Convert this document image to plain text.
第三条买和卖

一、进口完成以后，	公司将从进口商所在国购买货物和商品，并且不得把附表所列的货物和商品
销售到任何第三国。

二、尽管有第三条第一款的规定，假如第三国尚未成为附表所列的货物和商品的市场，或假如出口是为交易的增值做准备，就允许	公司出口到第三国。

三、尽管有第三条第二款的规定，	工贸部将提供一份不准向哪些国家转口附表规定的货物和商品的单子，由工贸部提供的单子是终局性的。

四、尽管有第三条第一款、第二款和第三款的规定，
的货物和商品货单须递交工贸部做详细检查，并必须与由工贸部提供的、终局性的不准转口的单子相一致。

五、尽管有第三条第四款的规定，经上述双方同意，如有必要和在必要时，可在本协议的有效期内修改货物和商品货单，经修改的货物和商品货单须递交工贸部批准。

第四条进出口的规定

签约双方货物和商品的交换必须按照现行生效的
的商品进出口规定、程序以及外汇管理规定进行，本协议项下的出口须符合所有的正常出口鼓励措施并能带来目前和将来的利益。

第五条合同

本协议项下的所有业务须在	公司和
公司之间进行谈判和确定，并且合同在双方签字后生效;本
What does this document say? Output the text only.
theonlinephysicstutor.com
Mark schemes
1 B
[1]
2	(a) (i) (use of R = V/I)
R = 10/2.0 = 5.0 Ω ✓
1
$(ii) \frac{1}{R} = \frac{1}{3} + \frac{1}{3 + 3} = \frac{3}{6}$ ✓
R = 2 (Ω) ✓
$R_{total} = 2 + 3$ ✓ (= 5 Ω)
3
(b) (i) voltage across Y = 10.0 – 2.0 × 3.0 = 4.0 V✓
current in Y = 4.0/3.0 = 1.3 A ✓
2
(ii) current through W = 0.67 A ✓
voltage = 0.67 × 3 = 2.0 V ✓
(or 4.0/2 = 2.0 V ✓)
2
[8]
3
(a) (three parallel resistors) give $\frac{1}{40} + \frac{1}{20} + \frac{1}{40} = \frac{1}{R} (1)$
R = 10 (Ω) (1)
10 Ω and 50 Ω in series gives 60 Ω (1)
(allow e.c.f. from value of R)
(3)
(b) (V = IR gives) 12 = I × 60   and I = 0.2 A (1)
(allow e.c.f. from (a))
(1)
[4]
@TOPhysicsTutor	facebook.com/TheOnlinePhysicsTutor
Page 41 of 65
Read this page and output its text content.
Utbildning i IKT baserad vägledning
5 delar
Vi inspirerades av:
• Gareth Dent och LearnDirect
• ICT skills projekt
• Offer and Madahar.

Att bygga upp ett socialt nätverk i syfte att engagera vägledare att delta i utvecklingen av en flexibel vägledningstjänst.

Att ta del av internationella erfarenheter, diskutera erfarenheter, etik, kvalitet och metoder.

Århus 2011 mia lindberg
# # #
WRITTEN EXERCISE: Write the complete data out, exactly as above.

ANSWER IN FULL:
Convert this document image to plain text.
第三条买和卖

一、进口完成以后，	公司将从进口商所在国购买货物和商品，并且不得把附表所列的货物和商品
销售到任何第三国。

二、尽管有第三条第一款的规定，假如第三国尚未成为附表所列的货物和商品的市场，或假如出口是为交易的增值做准备，就允许	公司出口到第三国。

三、尽管有第三条第二款的规定，	工贸部将提供一份不准向哪些国家转口附表规定的货物和商品的单子，由工贸部提供的单子是终局性的。

四、尽管有第三条第一款、第二款和第三款的规定，
的货物和商品货单须递交工贸部做详细检查，并必须与由工贸部提供的、终局性的不准转口的单子相一致。

五、尽管有第三条第四款的规定，经上述双方同意，如有必要和在必要时，可在本协议的有效期内修改货物和商品货单，经修改的货物和商品货单须递交工贸部批准。

第四条进出口的规定

签约双方货物和商品的交换必须按照现行生效的
的商品进出口规定、程序以及外汇管理规定进行，本协议项下的出口须符合所有的正常出口鼓励措施并能带来目前和将来的利益。

第五条合同

本协议项下的所有业务须在	公司和
公司之间进行谈判和确定，并且合同在双方签字后生效;本
What does this document say? Output the text only.
theonlinephysicstutor.com
Mark schemes
1 B
[1]
2	(a) (i) (use of R = V/I)
R = 10/2.0 = 5.0 Ω ✓
1
$(ii) \frac{1}{R} = \frac{1}{3} + \frac{1}{3 + 3} = \frac{3}{6}$ ✓
R = 2 (Ω) ✓
$R_{total} = 2 + 3$ ✓ (= 5 Ω)
3
(b) (i) voltage across Y = 10.0 – 2.0 × 3.0 = 4.0 V✓
current in Y = 4.0/3.0 = 1.3 A ✓
2
(ii) current through W = 0.67 A ✓
voltage = 0.67 × 3 = 2.0 V ✓
(or 4.0/2 = 2.0 V ✓)
2
[8]
3
(a) (three parallel resistors) give $\frac{1}{40} + \frac{1}{20} + \frac{1}{40} = \frac{1}{R} (1)$
R = 10 (Ω) (1)
10 Ω and 50 Ω in series gives 60 Ω (1)
(allow e.c.f. from value of R)
(3)
(b) (V = IR gives) 12 = I × 60   and I = 0.2 A (1)
(allow e.c.f. from (a))
(1)
[4]
@TOPhysicsTutor	facebook.com/TheOnlinePhysicsTutor
Page 41 of 65
Read this page and output its text content.
Utbildning i IKT baserad vägledning
5 delar
Vi inspirerades av:
• Gareth Dent och LearnDirect
• ICT skills projekt
• Offer and Madahar.

Att bygga upp ett socialt nätverk i syfte att engagera vägledare att delta i utvecklingen av en flexibel vägledningstjänst.

Att ta del av internationella erfarenheter, diskutera erfarenheter, etik, kvalitet och metoder.

Århus 2011 mia lindberg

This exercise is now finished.